* Task objective
Go through the entries and transcribe each one exactly, dropping the pictures.

start Dataset excerpts

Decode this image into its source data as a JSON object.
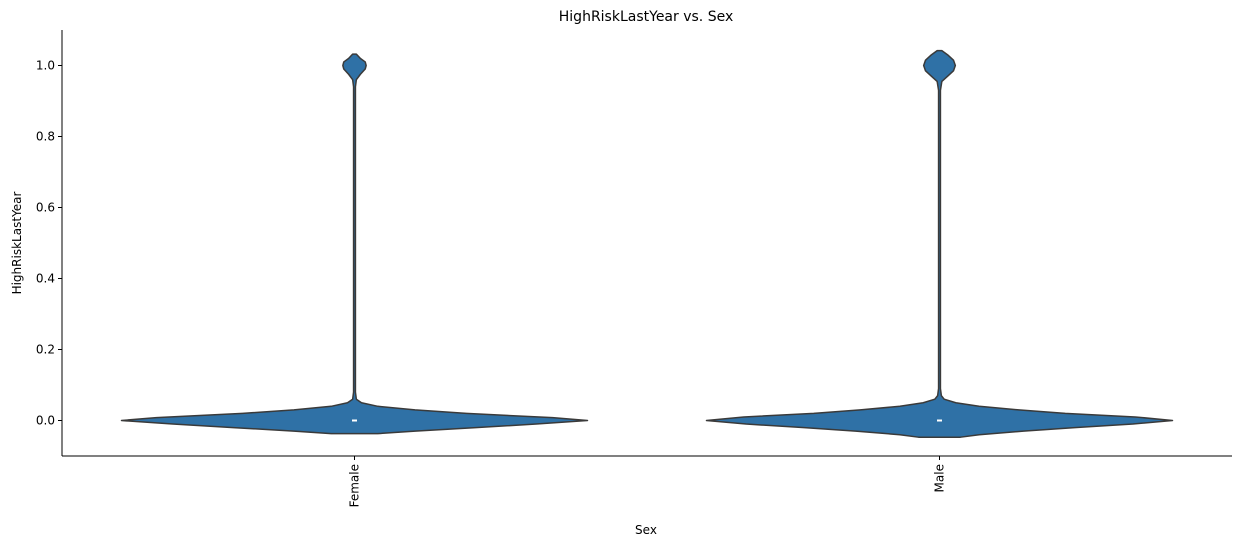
{
  "chart_data": {
    "type": "violin",
    "title": "HighRiskLastYear vs. Sex",
    "xlabel": "Sex",
    "ylabel": "HighRiskLastYear",
    "categories": [
      "Female",
      "Male"
    ],
    "ylim": [
      -0.1,
      1.1
    ],
    "yticks": [
      0.0,
      0.2,
      0.4,
      0.6,
      0.8,
      1.0
    ],
    "ytick_labels": [
      "0.0",
      "0.2",
      "0.4",
      "0.6",
      "0.8",
      "1.0"
    ],
    "grid": false,
    "fill_color": "#2f71a6",
    "edge_color": "#3a3a3a",
    "violins": [
      {
        "category": "Female",
        "median": 0.0,
        "profile": [
          [
            -0.037,
            0.1
          ],
          [
            -0.03,
            0.26
          ],
          [
            -0.02,
            0.52
          ],
          [
            -0.01,
            0.78
          ],
          [
            0.0,
            1.0
          ],
          [
            0.008,
            0.85
          ],
          [
            0.02,
            0.48
          ],
          [
            0.03,
            0.26
          ],
          [
            0.04,
            0.1
          ],
          [
            0.05,
            0.03
          ],
          [
            0.06,
            0.008
          ],
          [
            0.08,
            0.004
          ],
          [
            0.94,
            0.004
          ],
          [
            0.96,
            0.008
          ],
          [
            0.975,
            0.025
          ],
          [
            0.99,
            0.046
          ],
          [
            1.0,
            0.05
          ],
          [
            1.01,
            0.046
          ],
          [
            1.02,
            0.025
          ],
          [
            1.032,
            0.008
          ]
        ]
      },
      {
        "category": "Male",
        "median": 0.0,
        "profile": [
          [
            -0.047,
            0.09
          ],
          [
            -0.04,
            0.17
          ],
          [
            -0.03,
            0.36
          ],
          [
            -0.02,
            0.58
          ],
          [
            -0.01,
            0.83
          ],
          [
            0.0,
            1.0
          ],
          [
            0.01,
            0.84
          ],
          [
            0.02,
            0.54
          ],
          [
            0.03,
            0.34
          ],
          [
            0.04,
            0.17
          ],
          [
            0.05,
            0.07
          ],
          [
            0.06,
            0.02
          ],
          [
            0.07,
            0.008
          ],
          [
            0.09,
            0.004
          ],
          [
            0.93,
            0.004
          ],
          [
            0.955,
            0.01
          ],
          [
            0.97,
            0.035
          ],
          [
            0.985,
            0.06
          ],
          [
            1.0,
            0.068
          ],
          [
            1.015,
            0.06
          ],
          [
            1.03,
            0.035
          ],
          [
            1.042,
            0.01
          ]
        ]
      }
    ]
  }
}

end Dataset excerpts

* Finished exercise
Decode this image into its source data as a JSON object.
{
  "chart_data": {
    "type": "violin",
    "title": "HighRiskLastYear vs. Sex",
    "xlabel": "Sex",
    "ylabel": "HighRiskLastYear",
    "categories": [
      "Female",
      "Male"
    ],
    "ylim": [
      -0.1,
      1.1
    ],
    "yticks": [
      0.0,
      0.2,
      0.4,
      0.6,
      0.8,
      1.0
    ],
    "ytick_labels": [
      "0.0",
      "0.2",
      "0.4",
      "0.6",
      "0.8",
      "1.0"
    ],
    "grid": false,
    "fill_color": "#2f71a6",
    "edge_color": "#3a3a3a",
    "violins": [
      {
        "category": "Female",
        "median": 0.0,
        "profile": [
          [
            -0.037,
            0.1
          ],
          [
            -0.03,
            0.26
          ],
          [
            -0.02,
            0.52
          ],
          [
            -0.01,
            0.78
          ],
          [
            0.0,
            1.0
          ],
          [
            0.008,
            0.85
          ],
          [
            0.02,
            0.48
          ],
          [
            0.03,
            0.26
          ],
          [
            0.04,
            0.1
          ],
          [
            0.05,
            0.03
          ],
          [
            0.06,
            0.008
          ],
          [
            0.08,
            0.004
          ],
          [
            0.94,
            0.004
          ],
          [
            0.96,
            0.008
          ],
          [
            0.975,
            0.025
          ],
          [
            0.99,
            0.046
          ],
          [
            1.0,
            0.05
          ],
          [
            1.01,
            0.046
          ],
          [
            1.02,
            0.025
          ],
          [
            1.032,
            0.008
          ]
        ]
      },
      {
        "category": "Male",
        "median": 0.0,
        "profile": [
          [
            -0.047,
            0.09
          ],
          [
            -0.04,
            0.17
          ],
          [
            -0.03,
            0.36
          ],
          [
            -0.02,
            0.58
          ],
          [
            -0.01,
            0.83
          ],
          [
            0.0,
            1.0
          ],
          [
            0.01,
            0.84
          ],
          [
            0.02,
            0.54
          ],
          [
            0.03,
            0.34
          ],
          [
            0.04,
            0.17
          ],
          [
            0.05,
            0.07
          ],
          [
            0.06,
            0.02
          ],
          [
            0.07,
            0.008
          ],
          [
            0.09,
            0.004
          ],
          [
            0.93,
            0.004
          ],
          [
            0.955,
            0.01
          ],
          [
            0.97,
            0.035
          ],
          [
            0.985,
            0.06
          ],
          [
            1.0,
            0.068
          ],
          [
            1.015,
            0.06
          ],
          [
            1.03,
            0.035
          ],
          [
            1.042,
            0.01
          ]
        ]
      }
    ]
  }
}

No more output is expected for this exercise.